**Task inputs:**
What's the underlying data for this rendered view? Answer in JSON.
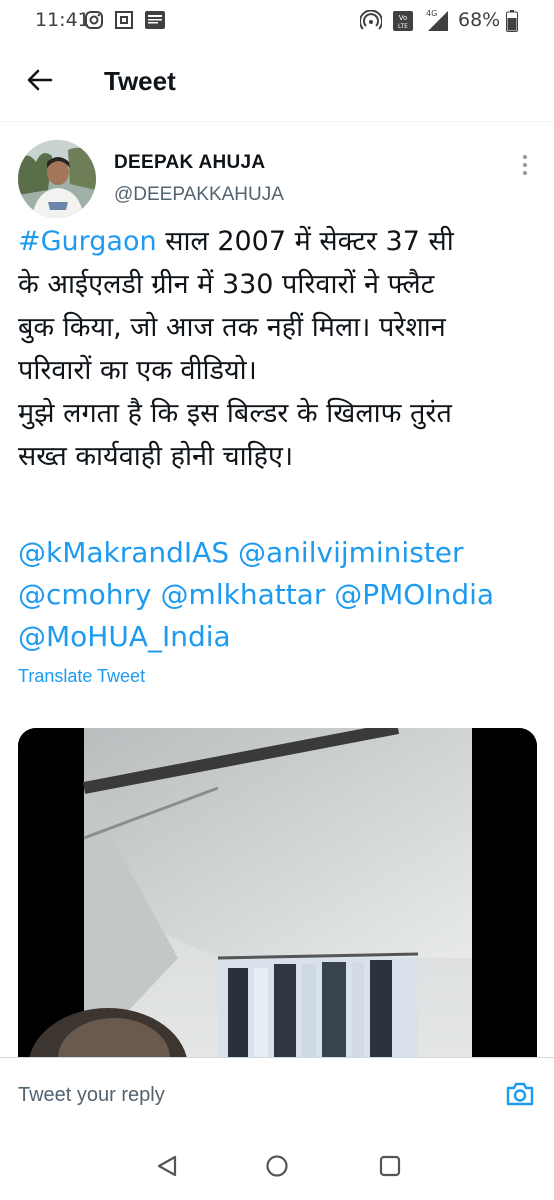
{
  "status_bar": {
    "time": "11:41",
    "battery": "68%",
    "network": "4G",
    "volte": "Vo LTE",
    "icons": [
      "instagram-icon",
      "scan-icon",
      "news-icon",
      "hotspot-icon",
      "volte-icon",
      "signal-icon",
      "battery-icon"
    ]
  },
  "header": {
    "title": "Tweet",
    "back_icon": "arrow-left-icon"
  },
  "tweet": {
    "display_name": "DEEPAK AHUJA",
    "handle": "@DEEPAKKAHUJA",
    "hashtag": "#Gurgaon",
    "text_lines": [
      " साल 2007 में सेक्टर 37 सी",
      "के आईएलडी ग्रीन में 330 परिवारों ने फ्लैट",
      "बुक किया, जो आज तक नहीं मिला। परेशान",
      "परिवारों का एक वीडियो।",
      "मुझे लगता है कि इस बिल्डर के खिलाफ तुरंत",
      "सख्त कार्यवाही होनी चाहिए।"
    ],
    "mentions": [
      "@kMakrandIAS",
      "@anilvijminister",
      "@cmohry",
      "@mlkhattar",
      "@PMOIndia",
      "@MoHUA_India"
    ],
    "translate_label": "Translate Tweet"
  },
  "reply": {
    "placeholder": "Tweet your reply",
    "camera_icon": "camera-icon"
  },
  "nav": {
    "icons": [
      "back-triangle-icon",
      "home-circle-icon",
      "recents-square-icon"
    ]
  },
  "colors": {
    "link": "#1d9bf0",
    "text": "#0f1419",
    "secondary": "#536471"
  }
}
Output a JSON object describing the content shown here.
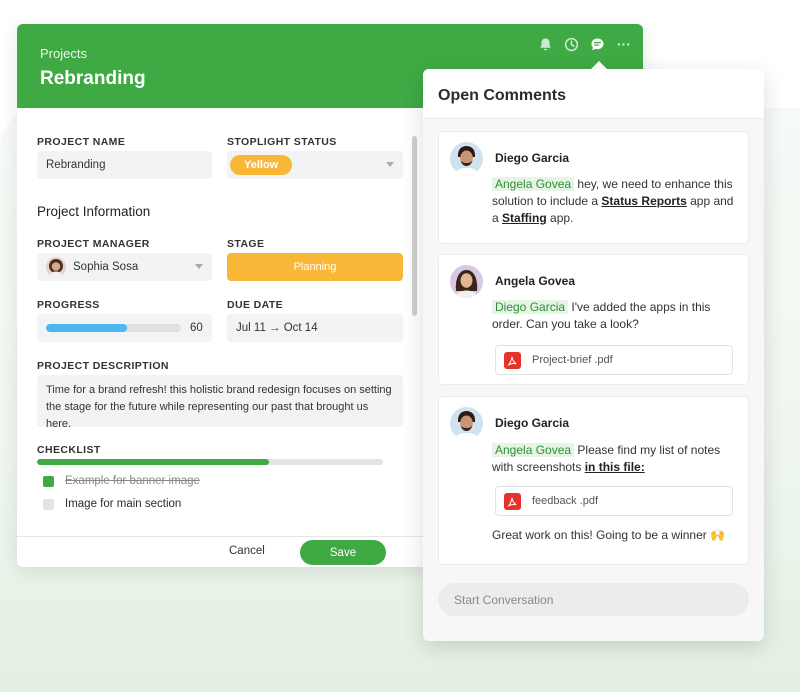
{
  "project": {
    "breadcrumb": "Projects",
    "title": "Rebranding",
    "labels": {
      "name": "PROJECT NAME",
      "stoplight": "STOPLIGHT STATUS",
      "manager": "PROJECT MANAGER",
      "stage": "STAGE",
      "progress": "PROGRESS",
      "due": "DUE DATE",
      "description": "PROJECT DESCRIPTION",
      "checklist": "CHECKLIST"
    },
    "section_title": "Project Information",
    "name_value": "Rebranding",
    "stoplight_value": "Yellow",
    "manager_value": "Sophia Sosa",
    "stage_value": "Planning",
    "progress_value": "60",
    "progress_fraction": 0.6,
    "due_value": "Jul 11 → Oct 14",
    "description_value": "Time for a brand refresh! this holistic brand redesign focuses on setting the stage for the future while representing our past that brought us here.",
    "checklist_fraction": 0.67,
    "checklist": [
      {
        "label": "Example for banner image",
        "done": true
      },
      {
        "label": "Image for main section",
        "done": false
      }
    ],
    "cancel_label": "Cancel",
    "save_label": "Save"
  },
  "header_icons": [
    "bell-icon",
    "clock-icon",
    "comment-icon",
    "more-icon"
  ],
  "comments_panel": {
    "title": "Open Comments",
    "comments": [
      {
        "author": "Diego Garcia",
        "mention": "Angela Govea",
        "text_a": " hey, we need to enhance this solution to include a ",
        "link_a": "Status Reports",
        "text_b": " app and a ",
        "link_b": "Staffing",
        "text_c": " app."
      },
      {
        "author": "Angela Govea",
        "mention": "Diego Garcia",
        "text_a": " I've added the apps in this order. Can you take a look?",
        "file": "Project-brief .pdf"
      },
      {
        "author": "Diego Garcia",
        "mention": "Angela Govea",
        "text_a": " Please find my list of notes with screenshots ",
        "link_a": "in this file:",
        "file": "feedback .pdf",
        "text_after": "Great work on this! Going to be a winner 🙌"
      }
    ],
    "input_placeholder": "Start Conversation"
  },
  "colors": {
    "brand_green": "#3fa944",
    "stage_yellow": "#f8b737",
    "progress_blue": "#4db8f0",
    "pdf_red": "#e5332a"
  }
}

**What you need to do:** Print the entries above exactly, taking out only the pictures.

**Exercise solution:**
What's the underlying data for this rendered view? Answer in JSON.
{
  "status_bar": {
    "time": "11:41",
    "battery": "68%",
    "network": "4G",
    "volte": "Vo LTE",
    "icons": [
      "instagram-icon",
      "scan-icon",
      "news-icon",
      "hotspot-icon",
      "volte-icon",
      "signal-icon",
      "battery-icon"
    ]
  },
  "header": {
    "title": "Tweet",
    "back_icon": "arrow-left-icon"
  },
  "tweet": {
    "display_name": "DEEPAK AHUJA",
    "handle": "@DEEPAKKAHUJA",
    "hashtag": "#Gurgaon",
    "text_lines": [
      " साल 2007 में सेक्टर 37 सी",
      "के आईएलडी ग्रीन में 330 परिवारों ने फ्लैट",
      "बुक किया, जो आज तक नहीं मिला। परेशान",
      "परिवारों का एक वीडियो।",
      "मुझे लगता है कि इस बिल्डर के खिलाफ तुरंत",
      "सख्त कार्यवाही होनी चाहिए।"
    ],
    "mentions": [
      "@kMakrandIAS",
      "@anilvijminister",
      "@cmohry",
      "@mlkhattar",
      "@PMOIndia",
      "@MoHUA_India"
    ],
    "translate_label": "Translate Tweet"
  },
  "reply": {
    "placeholder": "Tweet your reply",
    "camera_icon": "camera-icon"
  },
  "nav": {
    "icons": [
      "back-triangle-icon",
      "home-circle-icon",
      "recents-square-icon"
    ]
  },
  "colors": {
    "link": "#1d9bf0",
    "text": "#0f1419",
    "secondary": "#536471"
  }
}
Output a JSON object describing the content shown here.
{
  "project": {
    "breadcrumb": "Projects",
    "title": "Rebranding",
    "labels": {
      "name": "PROJECT NAME",
      "stoplight": "STOPLIGHT STATUS",
      "manager": "PROJECT MANAGER",
      "stage": "STAGE",
      "progress": "PROGRESS",
      "due": "DUE DATE",
      "description": "PROJECT DESCRIPTION",
      "checklist": "CHECKLIST"
    },
    "section_title": "Project Information",
    "name_value": "Rebranding",
    "stoplight_value": "Yellow",
    "manager_value": "Sophia Sosa",
    "stage_value": "Planning",
    "progress_value": "60",
    "progress_fraction": 0.6,
    "due_value": "Jul 11 → Oct 14",
    "description_value": "Time for a brand refresh! this holistic brand redesign focuses on setting the stage for the future while representing our past that brought us here.",
    "checklist_fraction": 0.67,
    "checklist": [
      {
        "label": "Example for banner image",
        "done": true
      },
      {
        "label": "Image for main section",
        "done": false
      }
    ],
    "cancel_label": "Cancel",
    "save_label": "Save"
  },
  "header_icons": [
    "bell-icon",
    "clock-icon",
    "comment-icon",
    "more-icon"
  ],
  "comments_panel": {
    "title": "Open Comments",
    "comments": [
      {
        "author": "Diego Garcia",
        "mention": "Angela Govea",
        "text_a": " hey, we need to enhance this solution to include a ",
        "link_a": "Status Reports",
        "text_b": " app and a ",
        "link_b": "Staffing",
        "text_c": " app."
      },
      {
        "author": "Angela Govea",
        "mention": "Diego Garcia",
        "text_a": " I've added the apps in this order. Can you take a look?",
        "file": "Project-brief .pdf"
      },
      {
        "author": "Diego Garcia",
        "mention": "Angela Govea",
        "text_a": " Please find my list of notes with screenshots ",
        "link_a": "in this file:",
        "file": "feedback .pdf",
        "text_after": "Great work on this! Going to be a winner 🙌"
      }
    ],
    "input_placeholder": "Start Conversation"
  },
  "colors": {
    "brand_green": "#3fa944",
    "stage_yellow": "#f8b737",
    "progress_blue": "#4db8f0",
    "pdf_red": "#e5332a"
  }
}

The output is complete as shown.